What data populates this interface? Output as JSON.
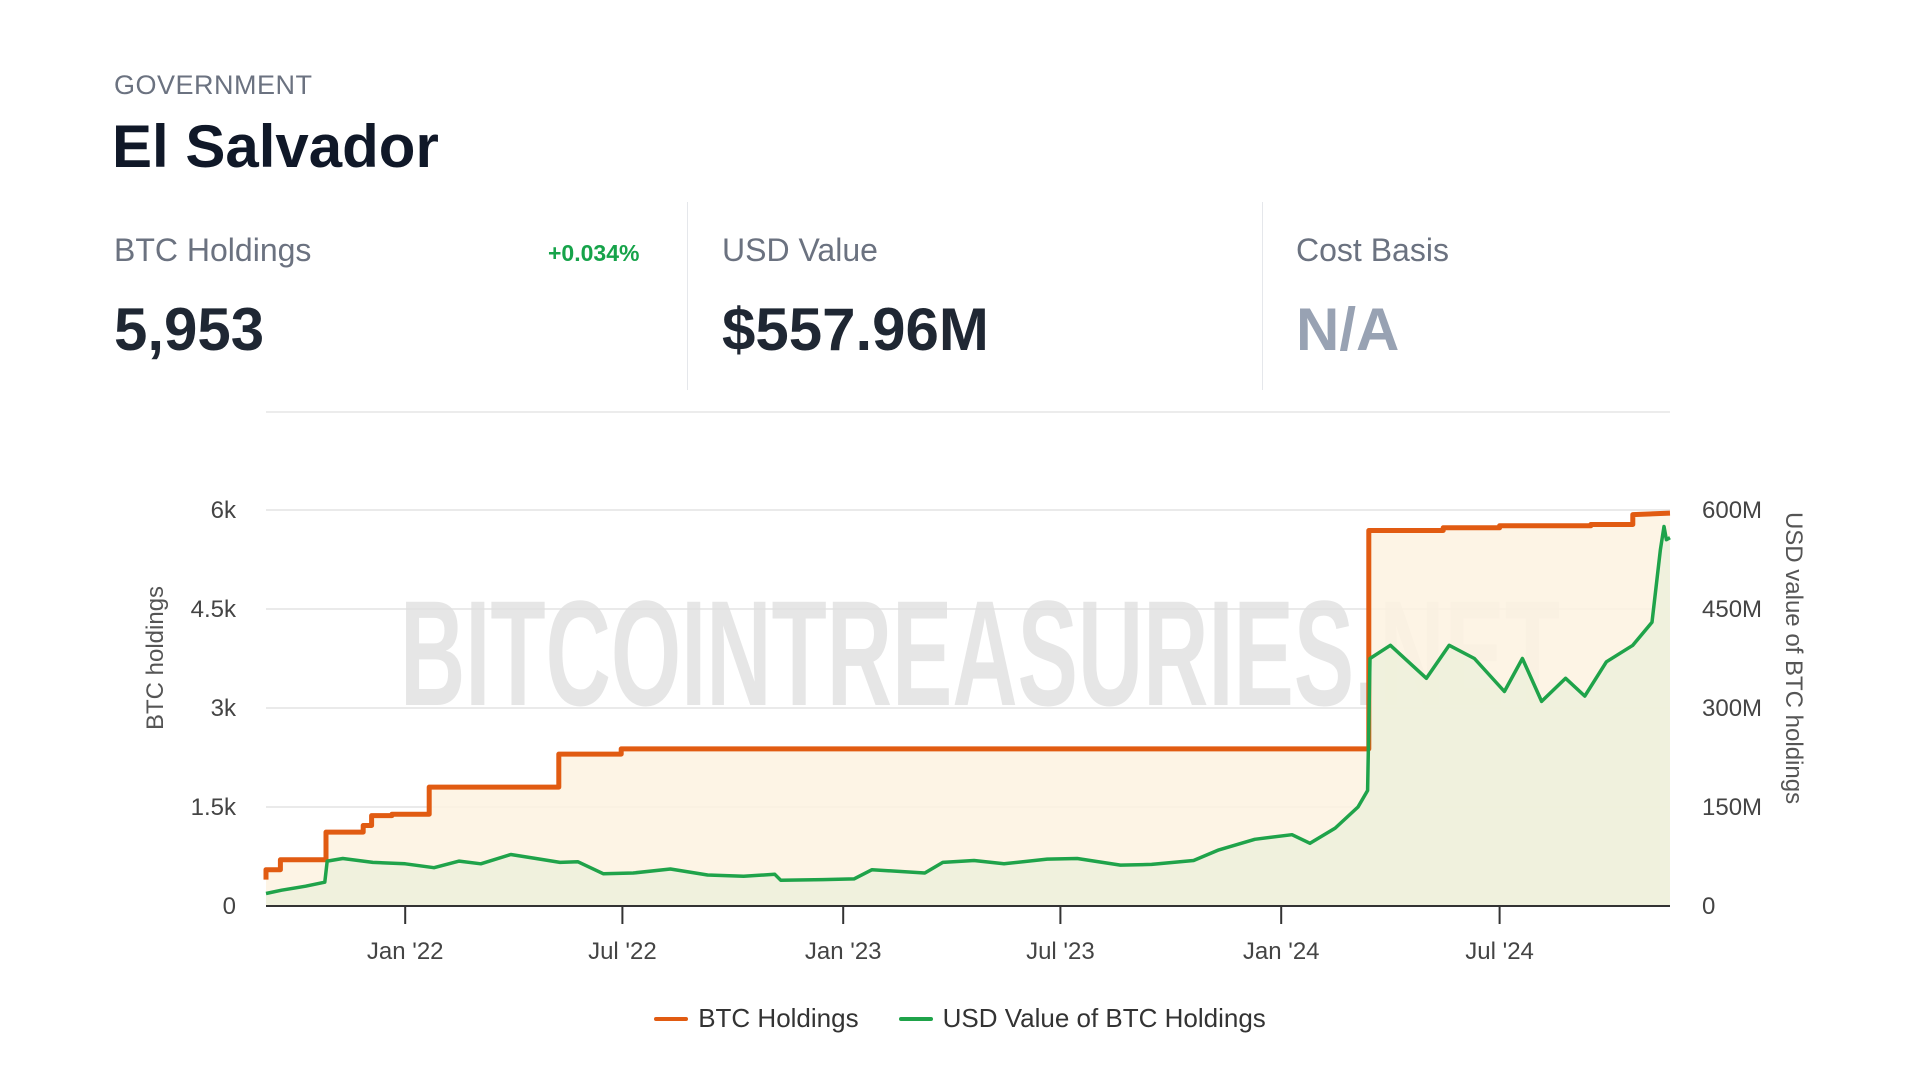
{
  "header": {
    "category": "GOVERNMENT",
    "title": "El Salvador"
  },
  "stats": [
    {
      "label": "BTC Holdings",
      "value": "5,953",
      "change": "+0.034%"
    },
    {
      "label": "USD Value",
      "value": "$557.96M"
    },
    {
      "label": "Cost Basis",
      "value": "N/A"
    }
  ],
  "watermark": "BITCOINTREASURIES.NET",
  "colors": {
    "btc": "#e15b12",
    "usd": "#1fa34a",
    "btc_fill": "#fdf2e0",
    "usd_fill": "#eef1dc"
  },
  "chart_data": {
    "type": "line",
    "xlabel": "",
    "ylabel": "BTC holdings",
    "ylabel_right": "USD value of BTC holdings",
    "x_ticks": [
      "Jan '22",
      "Jul '22",
      "Jan '23",
      "Jul '23",
      "Jan '24",
      "Jul '24"
    ],
    "y_ticks_left": [
      "0",
      "1.5k",
      "3k",
      "4.5k",
      "6k"
    ],
    "y_ticks_right": [
      "0",
      "150M",
      "300M",
      "450M",
      "600M"
    ],
    "ylim_left": [
      0,
      6000
    ],
    "ylim_right": [
      0,
      600000000
    ],
    "xlim": [
      "2021-09-07",
      "2024-11-20"
    ],
    "grid": true,
    "legend_position": "bottom-center",
    "series": [
      {
        "name": "BTC Holdings",
        "axis": "left",
        "points": [
          [
            "2021-09-07",
            400
          ],
          [
            "2021-09-07",
            550
          ],
          [
            "2021-09-19",
            550
          ],
          [
            "2021-09-19",
            700
          ],
          [
            "2021-10-27",
            700
          ],
          [
            "2021-10-27",
            1120
          ],
          [
            "2021-11-27",
            1120
          ],
          [
            "2021-11-27",
            1220
          ],
          [
            "2021-12-04",
            1220
          ],
          [
            "2021-12-04",
            1370
          ],
          [
            "2021-12-21",
            1370
          ],
          [
            "2021-12-21",
            1391
          ],
          [
            "2022-01-21",
            1391
          ],
          [
            "2022-01-21",
            1801
          ],
          [
            "2022-05-09",
            1801
          ],
          [
            "2022-05-09",
            2301
          ],
          [
            "2022-06-30",
            2301
          ],
          [
            "2022-06-30",
            2381
          ],
          [
            "2024-03-14",
            2381
          ],
          [
            "2024-03-14",
            5690
          ],
          [
            "2024-05-15",
            5690
          ],
          [
            "2024-05-15",
            5730
          ],
          [
            "2024-07-01",
            5730
          ],
          [
            "2024-07-01",
            5760
          ],
          [
            "2024-09-15",
            5760
          ],
          [
            "2024-09-15",
            5780
          ],
          [
            "2024-10-20",
            5780
          ],
          [
            "2024-10-20",
            5930
          ],
          [
            "2024-11-20",
            5953
          ]
        ]
      },
      {
        "name": "USD Value of BTC Holdings",
        "axis": "right",
        "points": [
          [
            "2021-09-07",
            19000000
          ],
          [
            "2021-09-20",
            24000000
          ],
          [
            "2021-10-10",
            30000000
          ],
          [
            "2021-10-26",
            36000000
          ],
          [
            "2021-10-28",
            68000000
          ],
          [
            "2021-11-10",
            72000000
          ],
          [
            "2021-12-05",
            66000000
          ],
          [
            "2022-01-01",
            64000000
          ],
          [
            "2022-01-25",
            58000000
          ],
          [
            "2022-02-15",
            68000000
          ],
          [
            "2022-03-05",
            64000000
          ],
          [
            "2022-03-30",
            78000000
          ],
          [
            "2022-04-20",
            72000000
          ],
          [
            "2022-05-10",
            66000000
          ],
          [
            "2022-05-25",
            67000000
          ],
          [
            "2022-06-15",
            49000000
          ],
          [
            "2022-07-10",
            50000000
          ],
          [
            "2022-08-10",
            56000000
          ],
          [
            "2022-09-10",
            47000000
          ],
          [
            "2022-10-10",
            45000000
          ],
          [
            "2022-11-05",
            48000000
          ],
          [
            "2022-11-10",
            39000000
          ],
          [
            "2022-12-15",
            40000000
          ],
          [
            "2023-01-10",
            41000000
          ],
          [
            "2023-01-25",
            55000000
          ],
          [
            "2023-03-10",
            50000000
          ],
          [
            "2023-03-25",
            66000000
          ],
          [
            "2023-04-20",
            69000000
          ],
          [
            "2023-05-15",
            64000000
          ],
          [
            "2023-06-20",
            71000000
          ],
          [
            "2023-07-15",
            72000000
          ],
          [
            "2023-08-20",
            62000000
          ],
          [
            "2023-09-15",
            63000000
          ],
          [
            "2023-10-20",
            69000000
          ],
          [
            "2023-11-10",
            85000000
          ],
          [
            "2023-12-10",
            101000000
          ],
          [
            "2024-01-10",
            108000000
          ],
          [
            "2024-01-25",
            95000000
          ],
          [
            "2024-02-15",
            118000000
          ],
          [
            "2024-03-05",
            150000000
          ],
          [
            "2024-03-13",
            175000000
          ],
          [
            "2024-03-15",
            375000000
          ],
          [
            "2024-04-01",
            395000000
          ],
          [
            "2024-05-01",
            345000000
          ],
          [
            "2024-05-20",
            395000000
          ],
          [
            "2024-06-10",
            375000000
          ],
          [
            "2024-07-05",
            325000000
          ],
          [
            "2024-07-20",
            375000000
          ],
          [
            "2024-08-05",
            310000000
          ],
          [
            "2024-08-25",
            345000000
          ],
          [
            "2024-09-10",
            318000000
          ],
          [
            "2024-09-28",
            370000000
          ],
          [
            "2024-10-20",
            395000000
          ],
          [
            "2024-11-05",
            430000000
          ],
          [
            "2024-11-12",
            540000000
          ],
          [
            "2024-11-15",
            575000000
          ],
          [
            "2024-11-17",
            555000000
          ],
          [
            "2024-11-20",
            557960000
          ]
        ]
      }
    ]
  }
}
______________________________
— Directions for this task —
Print the entries above exactly, taking out only the pictures.

— Expected output —
What data populates this interface? Output as JSON.
{
  "header": {
    "category": "GOVERNMENT",
    "title": "El Salvador"
  },
  "stats": [
    {
      "label": "BTC Holdings",
      "value": "5,953",
      "change": "+0.034%"
    },
    {
      "label": "USD Value",
      "value": "$557.96M"
    },
    {
      "label": "Cost Basis",
      "value": "N/A"
    }
  ],
  "watermark": "BITCOINTREASURIES.NET",
  "colors": {
    "btc": "#e15b12",
    "usd": "#1fa34a",
    "btc_fill": "#fdf2e0",
    "usd_fill": "#eef1dc"
  },
  "chart_data": {
    "type": "line",
    "xlabel": "",
    "ylabel": "BTC holdings",
    "ylabel_right": "USD value of BTC holdings",
    "x_ticks": [
      "Jan '22",
      "Jul '22",
      "Jan '23",
      "Jul '23",
      "Jan '24",
      "Jul '24"
    ],
    "y_ticks_left": [
      "0",
      "1.5k",
      "3k",
      "4.5k",
      "6k"
    ],
    "y_ticks_right": [
      "0",
      "150M",
      "300M",
      "450M",
      "600M"
    ],
    "ylim_left": [
      0,
      6000
    ],
    "ylim_right": [
      0,
      600000000
    ],
    "xlim": [
      "2021-09-07",
      "2024-11-20"
    ],
    "grid": true,
    "legend_position": "bottom-center",
    "series": [
      {
        "name": "BTC Holdings",
        "axis": "left",
        "points": [
          [
            "2021-09-07",
            400
          ],
          [
            "2021-09-07",
            550
          ],
          [
            "2021-09-19",
            550
          ],
          [
            "2021-09-19",
            700
          ],
          [
            "2021-10-27",
            700
          ],
          [
            "2021-10-27",
            1120
          ],
          [
            "2021-11-27",
            1120
          ],
          [
            "2021-11-27",
            1220
          ],
          [
            "2021-12-04",
            1220
          ],
          [
            "2021-12-04",
            1370
          ],
          [
            "2021-12-21",
            1370
          ],
          [
            "2021-12-21",
            1391
          ],
          [
            "2022-01-21",
            1391
          ],
          [
            "2022-01-21",
            1801
          ],
          [
            "2022-05-09",
            1801
          ],
          [
            "2022-05-09",
            2301
          ],
          [
            "2022-06-30",
            2301
          ],
          [
            "2022-06-30",
            2381
          ],
          [
            "2024-03-14",
            2381
          ],
          [
            "2024-03-14",
            5690
          ],
          [
            "2024-05-15",
            5690
          ],
          [
            "2024-05-15",
            5730
          ],
          [
            "2024-07-01",
            5730
          ],
          [
            "2024-07-01",
            5760
          ],
          [
            "2024-09-15",
            5760
          ],
          [
            "2024-09-15",
            5780
          ],
          [
            "2024-10-20",
            5780
          ],
          [
            "2024-10-20",
            5930
          ],
          [
            "2024-11-20",
            5953
          ]
        ]
      },
      {
        "name": "USD Value of BTC Holdings",
        "axis": "right",
        "points": [
          [
            "2021-09-07",
            19000000
          ],
          [
            "2021-09-20",
            24000000
          ],
          [
            "2021-10-10",
            30000000
          ],
          [
            "2021-10-26",
            36000000
          ],
          [
            "2021-10-28",
            68000000
          ],
          [
            "2021-11-10",
            72000000
          ],
          [
            "2021-12-05",
            66000000
          ],
          [
            "2022-01-01",
            64000000
          ],
          [
            "2022-01-25",
            58000000
          ],
          [
            "2022-02-15",
            68000000
          ],
          [
            "2022-03-05",
            64000000
          ],
          [
            "2022-03-30",
            78000000
          ],
          [
            "2022-04-20",
            72000000
          ],
          [
            "2022-05-10",
            66000000
          ],
          [
            "2022-05-25",
            67000000
          ],
          [
            "2022-06-15",
            49000000
          ],
          [
            "2022-07-10",
            50000000
          ],
          [
            "2022-08-10",
            56000000
          ],
          [
            "2022-09-10",
            47000000
          ],
          [
            "2022-10-10",
            45000000
          ],
          [
            "2022-11-05",
            48000000
          ],
          [
            "2022-11-10",
            39000000
          ],
          [
            "2022-12-15",
            40000000
          ],
          [
            "2023-01-10",
            41000000
          ],
          [
            "2023-01-25",
            55000000
          ],
          [
            "2023-03-10",
            50000000
          ],
          [
            "2023-03-25",
            66000000
          ],
          [
            "2023-04-20",
            69000000
          ],
          [
            "2023-05-15",
            64000000
          ],
          [
            "2023-06-20",
            71000000
          ],
          [
            "2023-07-15",
            72000000
          ],
          [
            "2023-08-20",
            62000000
          ],
          [
            "2023-09-15",
            63000000
          ],
          [
            "2023-10-20",
            69000000
          ],
          [
            "2023-11-10",
            85000000
          ],
          [
            "2023-12-10",
            101000000
          ],
          [
            "2024-01-10",
            108000000
          ],
          [
            "2024-01-25",
            95000000
          ],
          [
            "2024-02-15",
            118000000
          ],
          [
            "2024-03-05",
            150000000
          ],
          [
            "2024-03-13",
            175000000
          ],
          [
            "2024-03-15",
            375000000
          ],
          [
            "2024-04-01",
            395000000
          ],
          [
            "2024-05-01",
            345000000
          ],
          [
            "2024-05-20",
            395000000
          ],
          [
            "2024-06-10",
            375000000
          ],
          [
            "2024-07-05",
            325000000
          ],
          [
            "2024-07-20",
            375000000
          ],
          [
            "2024-08-05",
            310000000
          ],
          [
            "2024-08-25",
            345000000
          ],
          [
            "2024-09-10",
            318000000
          ],
          [
            "2024-09-28",
            370000000
          ],
          [
            "2024-10-20",
            395000000
          ],
          [
            "2024-11-05",
            430000000
          ],
          [
            "2024-11-12",
            540000000
          ],
          [
            "2024-11-15",
            575000000
          ],
          [
            "2024-11-17",
            555000000
          ],
          [
            "2024-11-20",
            557960000
          ]
        ]
      }
    ]
  }
}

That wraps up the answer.